_What you are asked to do_: Type every record exactly as it appears.

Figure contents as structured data

>> Begin

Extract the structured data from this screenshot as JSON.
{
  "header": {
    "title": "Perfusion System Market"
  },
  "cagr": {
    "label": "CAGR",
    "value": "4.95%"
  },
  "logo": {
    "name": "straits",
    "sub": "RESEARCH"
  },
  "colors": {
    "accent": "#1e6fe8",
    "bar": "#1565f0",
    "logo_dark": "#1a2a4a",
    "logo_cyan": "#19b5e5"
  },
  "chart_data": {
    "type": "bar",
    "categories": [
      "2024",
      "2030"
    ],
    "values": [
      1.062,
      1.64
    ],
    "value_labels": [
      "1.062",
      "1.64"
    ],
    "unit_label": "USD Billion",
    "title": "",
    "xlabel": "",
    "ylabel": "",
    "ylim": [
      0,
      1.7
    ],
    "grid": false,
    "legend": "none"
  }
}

>> End

_Solution to this problem_:
Extract the structured data from this screenshot as JSON.
{
  "header": {
    "title": "Perfusion System Market"
  },
  "cagr": {
    "label": "CAGR",
    "value": "4.95%"
  },
  "logo": {
    "name": "straits",
    "sub": "RESEARCH"
  },
  "colors": {
    "accent": "#1e6fe8",
    "bar": "#1565f0",
    "logo_dark": "#1a2a4a",
    "logo_cyan": "#19b5e5"
  },
  "chart_data": {
    "type": "bar",
    "categories": [
      "2024",
      "2030"
    ],
    "values": [
      1.062,
      1.64
    ],
    "value_labels": [
      "1.062",
      "1.64"
    ],
    "unit_label": "USD Billion",
    "title": "",
    "xlabel": "",
    "ylabel": "",
    "ylim": [
      0,
      1.7
    ],
    "grid": false,
    "legend": "none"
  }
}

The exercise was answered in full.